* begin Records for the exercise *

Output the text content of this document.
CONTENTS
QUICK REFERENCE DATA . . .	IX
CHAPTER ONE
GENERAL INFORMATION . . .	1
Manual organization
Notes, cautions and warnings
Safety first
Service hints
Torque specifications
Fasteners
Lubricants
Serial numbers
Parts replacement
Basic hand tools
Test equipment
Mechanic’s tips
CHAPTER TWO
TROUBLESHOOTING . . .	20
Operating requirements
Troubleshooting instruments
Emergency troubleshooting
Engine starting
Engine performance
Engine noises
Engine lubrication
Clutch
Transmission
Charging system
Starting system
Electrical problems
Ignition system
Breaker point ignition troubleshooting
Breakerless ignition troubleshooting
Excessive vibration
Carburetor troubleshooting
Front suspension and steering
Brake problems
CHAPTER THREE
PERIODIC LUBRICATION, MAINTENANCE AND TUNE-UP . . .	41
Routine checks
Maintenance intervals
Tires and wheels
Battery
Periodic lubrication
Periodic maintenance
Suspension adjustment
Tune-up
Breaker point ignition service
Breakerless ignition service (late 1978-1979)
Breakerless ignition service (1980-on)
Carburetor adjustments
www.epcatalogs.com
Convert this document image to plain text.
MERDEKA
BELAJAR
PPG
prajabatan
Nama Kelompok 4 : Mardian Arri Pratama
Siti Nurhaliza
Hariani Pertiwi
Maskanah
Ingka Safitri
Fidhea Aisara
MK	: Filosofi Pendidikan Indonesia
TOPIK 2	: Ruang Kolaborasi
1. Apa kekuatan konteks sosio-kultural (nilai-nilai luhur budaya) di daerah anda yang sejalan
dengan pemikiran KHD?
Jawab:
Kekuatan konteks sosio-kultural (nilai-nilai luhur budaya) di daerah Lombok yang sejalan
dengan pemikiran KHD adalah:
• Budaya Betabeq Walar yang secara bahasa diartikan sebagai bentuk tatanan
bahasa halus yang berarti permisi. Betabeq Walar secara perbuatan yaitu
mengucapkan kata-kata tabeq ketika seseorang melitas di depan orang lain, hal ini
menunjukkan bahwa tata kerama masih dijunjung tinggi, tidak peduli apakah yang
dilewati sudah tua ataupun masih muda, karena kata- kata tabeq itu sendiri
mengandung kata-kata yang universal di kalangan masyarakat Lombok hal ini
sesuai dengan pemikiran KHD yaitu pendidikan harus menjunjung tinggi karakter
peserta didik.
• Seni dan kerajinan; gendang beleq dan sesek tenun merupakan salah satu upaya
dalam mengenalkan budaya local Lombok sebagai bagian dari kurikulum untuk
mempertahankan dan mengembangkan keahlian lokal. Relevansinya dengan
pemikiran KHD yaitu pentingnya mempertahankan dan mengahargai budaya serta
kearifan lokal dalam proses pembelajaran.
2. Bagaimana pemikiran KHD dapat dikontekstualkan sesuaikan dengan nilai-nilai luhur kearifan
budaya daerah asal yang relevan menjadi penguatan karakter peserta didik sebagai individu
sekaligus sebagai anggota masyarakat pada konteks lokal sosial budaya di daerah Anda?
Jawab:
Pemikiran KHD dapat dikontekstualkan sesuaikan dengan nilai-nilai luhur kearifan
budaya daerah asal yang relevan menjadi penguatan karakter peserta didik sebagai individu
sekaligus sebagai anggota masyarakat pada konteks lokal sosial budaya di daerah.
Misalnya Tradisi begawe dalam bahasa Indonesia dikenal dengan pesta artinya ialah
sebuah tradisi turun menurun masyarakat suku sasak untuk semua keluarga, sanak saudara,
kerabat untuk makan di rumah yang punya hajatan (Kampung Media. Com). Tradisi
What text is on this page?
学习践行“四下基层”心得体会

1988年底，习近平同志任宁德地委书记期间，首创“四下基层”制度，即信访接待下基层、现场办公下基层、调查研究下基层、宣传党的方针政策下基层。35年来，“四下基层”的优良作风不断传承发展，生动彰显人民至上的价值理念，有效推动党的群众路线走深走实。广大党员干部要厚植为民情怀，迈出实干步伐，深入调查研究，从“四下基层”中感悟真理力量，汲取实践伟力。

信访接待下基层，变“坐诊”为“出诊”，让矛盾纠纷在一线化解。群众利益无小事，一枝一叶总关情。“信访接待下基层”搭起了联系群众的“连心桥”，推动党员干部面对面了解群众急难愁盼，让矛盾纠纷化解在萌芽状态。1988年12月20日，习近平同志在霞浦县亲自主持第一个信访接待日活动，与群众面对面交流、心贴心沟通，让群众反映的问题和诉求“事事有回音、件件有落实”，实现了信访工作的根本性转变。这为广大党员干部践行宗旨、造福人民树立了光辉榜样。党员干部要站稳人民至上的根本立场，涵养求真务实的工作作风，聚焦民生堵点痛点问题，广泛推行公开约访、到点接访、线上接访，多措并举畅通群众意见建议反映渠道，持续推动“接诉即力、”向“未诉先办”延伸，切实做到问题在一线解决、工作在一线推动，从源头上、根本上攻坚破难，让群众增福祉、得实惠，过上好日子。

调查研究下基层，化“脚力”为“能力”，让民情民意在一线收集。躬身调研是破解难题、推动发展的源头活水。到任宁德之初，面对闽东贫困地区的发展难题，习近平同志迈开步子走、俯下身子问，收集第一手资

* end Records for the exercise *

What is required – Print the records above in full, exactly.

Result of this exercise –
Output the text content of this document.
CONTENTS
QUICK REFERENCE DATA . . .	IX
CHAPTER ONE
GENERAL INFORMATION . . .	1
Manual organization
Notes, cautions and warnings
Safety first
Service hints
Torque specifications
Fasteners
Lubricants
Serial numbers
Parts replacement
Basic hand tools
Test equipment
Mechanic’s tips
CHAPTER TWO
TROUBLESHOOTING . . .	20
Operating requirements
Troubleshooting instruments
Emergency troubleshooting
Engine starting
Engine performance
Engine noises
Engine lubrication
Clutch
Transmission
Charging system
Starting system
Electrical problems
Ignition system
Breaker point ignition troubleshooting
Breakerless ignition troubleshooting
Excessive vibration
Carburetor troubleshooting
Front suspension and steering
Brake problems
CHAPTER THREE
PERIODIC LUBRICATION, MAINTENANCE AND TUNE-UP . . .	41
Routine checks
Maintenance intervals
Tires and wheels
Battery
Periodic lubrication
Periodic maintenance
Suspension adjustment
Tune-up
Breaker point ignition service
Breakerless ignition service (late 1978-1979)
Breakerless ignition service (1980-on)
Carburetor adjustments
www.epcatalogs.com
Convert this document image to plain text.
MERDEKA
BELAJAR
PPG
prajabatan
Nama Kelompok 4 : Mardian Arri Pratama
Siti Nurhaliza
Hariani Pertiwi
Maskanah
Ingka Safitri
Fidhea Aisara
MK	: Filosofi Pendidikan Indonesia
TOPIK 2	: Ruang Kolaborasi
1. Apa kekuatan konteks sosio-kultural (nilai-nilai luhur budaya) di daerah anda yang sejalan
dengan pemikiran KHD?
Jawab:
Kekuatan konteks sosio-kultural (nilai-nilai luhur budaya) di daerah Lombok yang sejalan
dengan pemikiran KHD adalah:
• Budaya Betabeq Walar yang secara bahasa diartikan sebagai bentuk tatanan
bahasa halus yang berarti permisi. Betabeq Walar secara perbuatan yaitu
mengucapkan kata-kata tabeq ketika seseorang melitas di depan orang lain, hal ini
menunjukkan bahwa tata kerama masih dijunjung tinggi, tidak peduli apakah yang
dilewati sudah tua ataupun masih muda, karena kata- kata tabeq itu sendiri
mengandung kata-kata yang universal di kalangan masyarakat Lombok hal ini
sesuai dengan pemikiran KHD yaitu pendidikan harus menjunjung tinggi karakter
peserta didik.
• Seni dan kerajinan; gendang beleq dan sesek tenun merupakan salah satu upaya
dalam mengenalkan budaya local Lombok sebagai bagian dari kurikulum untuk
mempertahankan dan mengembangkan keahlian lokal. Relevansinya dengan
pemikiran KHD yaitu pentingnya mempertahankan dan mengahargai budaya serta
kearifan lokal dalam proses pembelajaran.
2. Bagaimana pemikiran KHD dapat dikontekstualkan sesuaikan dengan nilai-nilai luhur kearifan
budaya daerah asal yang relevan menjadi penguatan karakter peserta didik sebagai individu
sekaligus sebagai anggota masyarakat pada konteks lokal sosial budaya di daerah Anda?
Jawab:
Pemikiran KHD dapat dikontekstualkan sesuaikan dengan nilai-nilai luhur kearifan
budaya daerah asal yang relevan menjadi penguatan karakter peserta didik sebagai individu
sekaligus sebagai anggota masyarakat pada konteks lokal sosial budaya di daerah.
Misalnya Tradisi begawe dalam bahasa Indonesia dikenal dengan pesta artinya ialah
sebuah tradisi turun menurun masyarakat suku sasak untuk semua keluarga, sanak saudara,
kerabat untuk makan di rumah yang punya hajatan (Kampung Media. Com). Tradisi
What text is on this page?
学习践行“四下基层”心得体会

1988年底，习近平同志任宁德地委书记期间，首创“四下基层”制度，即信访接待下基层、现场办公下基层、调查研究下基层、宣传党的方针政策下基层。35年来，“四下基层”的优良作风不断传承发展，生动彰显人民至上的价值理念，有效推动党的群众路线走深走实。广大党员干部要厚植为民情怀，迈出实干步伐，深入调查研究，从“四下基层”中感悟真理力量，汲取实践伟力。

信访接待下基层，变“坐诊”为“出诊”，让矛盾纠纷在一线化解。群众利益无小事，一枝一叶总关情。“信访接待下基层”搭起了联系群众的“连心桥”，推动党员干部面对面了解群众急难愁盼，让矛盾纠纷化解在萌芽状态。1988年12月20日，习近平同志在霞浦县亲自主持第一个信访接待日活动，与群众面对面交流、心贴心沟通，让群众反映的问题和诉求“事事有回音、件件有落实”，实现了信访工作的根本性转变。这为广大党员干部践行宗旨、造福人民树立了光辉榜样。党员干部要站稳人民至上的根本立场，涵养求真务实的工作作风，聚焦民生堵点痛点问题，广泛推行公开约访、到点接访、线上接访，多措并举畅通群众意见建议反映渠道，持续推动“接诉即力、”向“未诉先办”延伸，切实做到问题在一线解决、工作在一线推动，从源头上、根本上攻坚破难，让群众增福祉、得实惠，过上好日子。

调查研究下基层，化“脚力”为“能力”，让民情民意在一线收集。躬身调研是破解难题、推动发展的源头活水。到任宁德之初，面对闽东贫困地区的发展难题，习近平同志迈开步子走、俯下身子问，收集第一手资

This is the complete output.